-- Start of DATA FOR PROCESSING --
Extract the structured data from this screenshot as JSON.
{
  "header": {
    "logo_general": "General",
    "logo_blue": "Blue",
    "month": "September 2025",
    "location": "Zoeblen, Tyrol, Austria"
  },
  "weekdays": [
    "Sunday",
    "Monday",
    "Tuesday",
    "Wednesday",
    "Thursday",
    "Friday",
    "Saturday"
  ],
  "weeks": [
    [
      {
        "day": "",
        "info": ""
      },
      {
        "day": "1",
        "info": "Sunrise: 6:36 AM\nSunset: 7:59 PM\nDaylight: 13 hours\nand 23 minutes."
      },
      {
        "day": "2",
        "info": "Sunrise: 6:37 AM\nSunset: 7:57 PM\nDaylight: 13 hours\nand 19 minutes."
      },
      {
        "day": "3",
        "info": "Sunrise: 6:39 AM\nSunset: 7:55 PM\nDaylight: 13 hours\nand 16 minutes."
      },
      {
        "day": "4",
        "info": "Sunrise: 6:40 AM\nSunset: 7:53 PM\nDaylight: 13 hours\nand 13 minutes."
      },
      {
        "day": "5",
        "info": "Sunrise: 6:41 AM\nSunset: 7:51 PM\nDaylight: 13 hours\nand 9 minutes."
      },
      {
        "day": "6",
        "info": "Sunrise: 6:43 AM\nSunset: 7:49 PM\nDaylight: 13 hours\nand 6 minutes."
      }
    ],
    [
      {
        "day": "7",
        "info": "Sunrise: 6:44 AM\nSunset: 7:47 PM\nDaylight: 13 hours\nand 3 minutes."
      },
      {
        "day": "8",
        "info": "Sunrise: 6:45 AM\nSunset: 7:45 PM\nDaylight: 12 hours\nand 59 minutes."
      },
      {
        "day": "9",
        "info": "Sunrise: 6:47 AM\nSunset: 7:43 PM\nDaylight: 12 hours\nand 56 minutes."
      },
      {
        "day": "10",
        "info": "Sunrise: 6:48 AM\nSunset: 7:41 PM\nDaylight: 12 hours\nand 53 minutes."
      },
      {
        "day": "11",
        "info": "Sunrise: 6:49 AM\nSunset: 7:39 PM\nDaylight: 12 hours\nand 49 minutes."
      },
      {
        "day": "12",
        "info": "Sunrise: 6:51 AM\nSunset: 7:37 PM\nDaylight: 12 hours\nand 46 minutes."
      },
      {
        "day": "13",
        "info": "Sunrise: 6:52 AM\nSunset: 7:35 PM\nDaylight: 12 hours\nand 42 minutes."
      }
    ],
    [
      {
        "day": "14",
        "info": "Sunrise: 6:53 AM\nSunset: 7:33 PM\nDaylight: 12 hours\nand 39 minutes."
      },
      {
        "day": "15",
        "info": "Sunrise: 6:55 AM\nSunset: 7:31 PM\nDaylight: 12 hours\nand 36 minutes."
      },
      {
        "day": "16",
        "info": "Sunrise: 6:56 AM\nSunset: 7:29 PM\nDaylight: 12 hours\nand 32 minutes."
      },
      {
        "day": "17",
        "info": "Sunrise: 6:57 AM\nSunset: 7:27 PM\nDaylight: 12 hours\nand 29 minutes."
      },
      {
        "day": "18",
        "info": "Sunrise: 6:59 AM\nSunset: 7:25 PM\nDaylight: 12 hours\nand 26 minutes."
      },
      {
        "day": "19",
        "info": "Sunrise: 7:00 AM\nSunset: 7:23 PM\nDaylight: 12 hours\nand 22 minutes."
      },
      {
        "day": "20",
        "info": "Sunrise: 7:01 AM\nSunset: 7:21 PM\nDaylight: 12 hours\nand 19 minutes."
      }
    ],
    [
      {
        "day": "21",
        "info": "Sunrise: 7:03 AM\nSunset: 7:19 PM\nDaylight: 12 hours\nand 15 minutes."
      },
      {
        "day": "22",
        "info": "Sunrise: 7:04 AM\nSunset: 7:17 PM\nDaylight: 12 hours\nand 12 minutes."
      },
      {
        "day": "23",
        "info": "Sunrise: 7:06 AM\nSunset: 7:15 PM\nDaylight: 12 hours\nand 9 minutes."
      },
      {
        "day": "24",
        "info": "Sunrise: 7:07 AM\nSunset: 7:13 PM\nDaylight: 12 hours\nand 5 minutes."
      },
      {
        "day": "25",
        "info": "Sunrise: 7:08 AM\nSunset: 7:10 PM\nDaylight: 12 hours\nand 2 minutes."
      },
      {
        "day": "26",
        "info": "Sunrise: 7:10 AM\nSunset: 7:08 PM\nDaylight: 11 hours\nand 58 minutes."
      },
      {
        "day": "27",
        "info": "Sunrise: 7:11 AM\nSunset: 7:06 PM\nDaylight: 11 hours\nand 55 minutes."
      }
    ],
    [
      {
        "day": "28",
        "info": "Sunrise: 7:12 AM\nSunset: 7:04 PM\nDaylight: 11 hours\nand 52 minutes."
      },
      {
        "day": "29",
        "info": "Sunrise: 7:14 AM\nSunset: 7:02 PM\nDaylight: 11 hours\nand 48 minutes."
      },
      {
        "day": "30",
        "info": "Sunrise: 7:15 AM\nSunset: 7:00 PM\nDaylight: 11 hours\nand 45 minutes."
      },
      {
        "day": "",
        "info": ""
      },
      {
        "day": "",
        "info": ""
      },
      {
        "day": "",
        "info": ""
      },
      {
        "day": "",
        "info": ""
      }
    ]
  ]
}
-- End of DATA FOR PROCESSING --
=== GIVEN EXERCISE ===
Copy each line of the data exactly, leaving nothing out.

=== SOLUTION TO THE EXERCISE ===
Extract the structured data from this screenshot as JSON.
{
  "header": {
    "logo_general": "General",
    "logo_blue": "Blue",
    "month": "September 2025",
    "location": "Zoeblen, Tyrol, Austria"
  },
  "weekdays": [
    "Sunday",
    "Monday",
    "Tuesday",
    "Wednesday",
    "Thursday",
    "Friday",
    "Saturday"
  ],
  "weeks": [
    [
      {
        "day": "",
        "info": ""
      },
      {
        "day": "1",
        "info": "Sunrise: 6:36 AM\nSunset: 7:59 PM\nDaylight: 13 hours\nand 23 minutes."
      },
      {
        "day": "2",
        "info": "Sunrise: 6:37 AM\nSunset: 7:57 PM\nDaylight: 13 hours\nand 19 minutes."
      },
      {
        "day": "3",
        "info": "Sunrise: 6:39 AM\nSunset: 7:55 PM\nDaylight: 13 hours\nand 16 minutes."
      },
      {
        "day": "4",
        "info": "Sunrise: 6:40 AM\nSunset: 7:53 PM\nDaylight: 13 hours\nand 13 minutes."
      },
      {
        "day": "5",
        "info": "Sunrise: 6:41 AM\nSunset: 7:51 PM\nDaylight: 13 hours\nand 9 minutes."
      },
      {
        "day": "6",
        "info": "Sunrise: 6:43 AM\nSunset: 7:49 PM\nDaylight: 13 hours\nand 6 minutes."
      }
    ],
    [
      {
        "day": "7",
        "info": "Sunrise: 6:44 AM\nSunset: 7:47 PM\nDaylight: 13 hours\nand 3 minutes."
      },
      {
        "day": "8",
        "info": "Sunrise: 6:45 AM\nSunset: 7:45 PM\nDaylight: 12 hours\nand 59 minutes."
      },
      {
        "day": "9",
        "info": "Sunrise: 6:47 AM\nSunset: 7:43 PM\nDaylight: 12 hours\nand 56 minutes."
      },
      {
        "day": "10",
        "info": "Sunrise: 6:48 AM\nSunset: 7:41 PM\nDaylight: 12 hours\nand 53 minutes."
      },
      {
        "day": "11",
        "info": "Sunrise: 6:49 AM\nSunset: 7:39 PM\nDaylight: 12 hours\nand 49 minutes."
      },
      {
        "day": "12",
        "info": "Sunrise: 6:51 AM\nSunset: 7:37 PM\nDaylight: 12 hours\nand 46 minutes."
      },
      {
        "day": "13",
        "info": "Sunrise: 6:52 AM\nSunset: 7:35 PM\nDaylight: 12 hours\nand 42 minutes."
      }
    ],
    [
      {
        "day": "14",
        "info": "Sunrise: 6:53 AM\nSunset: 7:33 PM\nDaylight: 12 hours\nand 39 minutes."
      },
      {
        "day": "15",
        "info": "Sunrise: 6:55 AM\nSunset: 7:31 PM\nDaylight: 12 hours\nand 36 minutes."
      },
      {
        "day": "16",
        "info": "Sunrise: 6:56 AM\nSunset: 7:29 PM\nDaylight: 12 hours\nand 32 minutes."
      },
      {
        "day": "17",
        "info": "Sunrise: 6:57 AM\nSunset: 7:27 PM\nDaylight: 12 hours\nand 29 minutes."
      },
      {
        "day": "18",
        "info": "Sunrise: 6:59 AM\nSunset: 7:25 PM\nDaylight: 12 hours\nand 26 minutes."
      },
      {
        "day": "19",
        "info": "Sunrise: 7:00 AM\nSunset: 7:23 PM\nDaylight: 12 hours\nand 22 minutes."
      },
      {
        "day": "20",
        "info": "Sunrise: 7:01 AM\nSunset: 7:21 PM\nDaylight: 12 hours\nand 19 minutes."
      }
    ],
    [
      {
        "day": "21",
        "info": "Sunrise: 7:03 AM\nSunset: 7:19 PM\nDaylight: 12 hours\nand 15 minutes."
      },
      {
        "day": "22",
        "info": "Sunrise: 7:04 AM\nSunset: 7:17 PM\nDaylight: 12 hours\nand 12 minutes."
      },
      {
        "day": "23",
        "info": "Sunrise: 7:06 AM\nSunset: 7:15 PM\nDaylight: 12 hours\nand 9 minutes."
      },
      {
        "day": "24",
        "info": "Sunrise: 7:07 AM\nSunset: 7:13 PM\nDaylight: 12 hours\nand 5 minutes."
      },
      {
        "day": "25",
        "info": "Sunrise: 7:08 AM\nSunset: 7:10 PM\nDaylight: 12 hours\nand 2 minutes."
      },
      {
        "day": "26",
        "info": "Sunrise: 7:10 AM\nSunset: 7:08 PM\nDaylight: 11 hours\nand 58 minutes."
      },
      {
        "day": "27",
        "info": "Sunrise: 7:11 AM\nSunset: 7:06 PM\nDaylight: 11 hours\nand 55 minutes."
      }
    ],
    [
      {
        "day": "28",
        "info": "Sunrise: 7:12 AM\nSunset: 7:04 PM\nDaylight: 11 hours\nand 52 minutes."
      },
      {
        "day": "29",
        "info": "Sunrise: 7:14 AM\nSunset: 7:02 PM\nDaylight: 11 hours\nand 48 minutes."
      },
      {
        "day": "30",
        "info": "Sunrise: 7:15 AM\nSunset: 7:00 PM\nDaylight: 11 hours\nand 45 minutes."
      },
      {
        "day": "",
        "info": ""
      },
      {
        "day": "",
        "info": ""
      },
      {
        "day": "",
        "info": ""
      },
      {
        "day": "",
        "info": ""
      }
    ]
  ]
}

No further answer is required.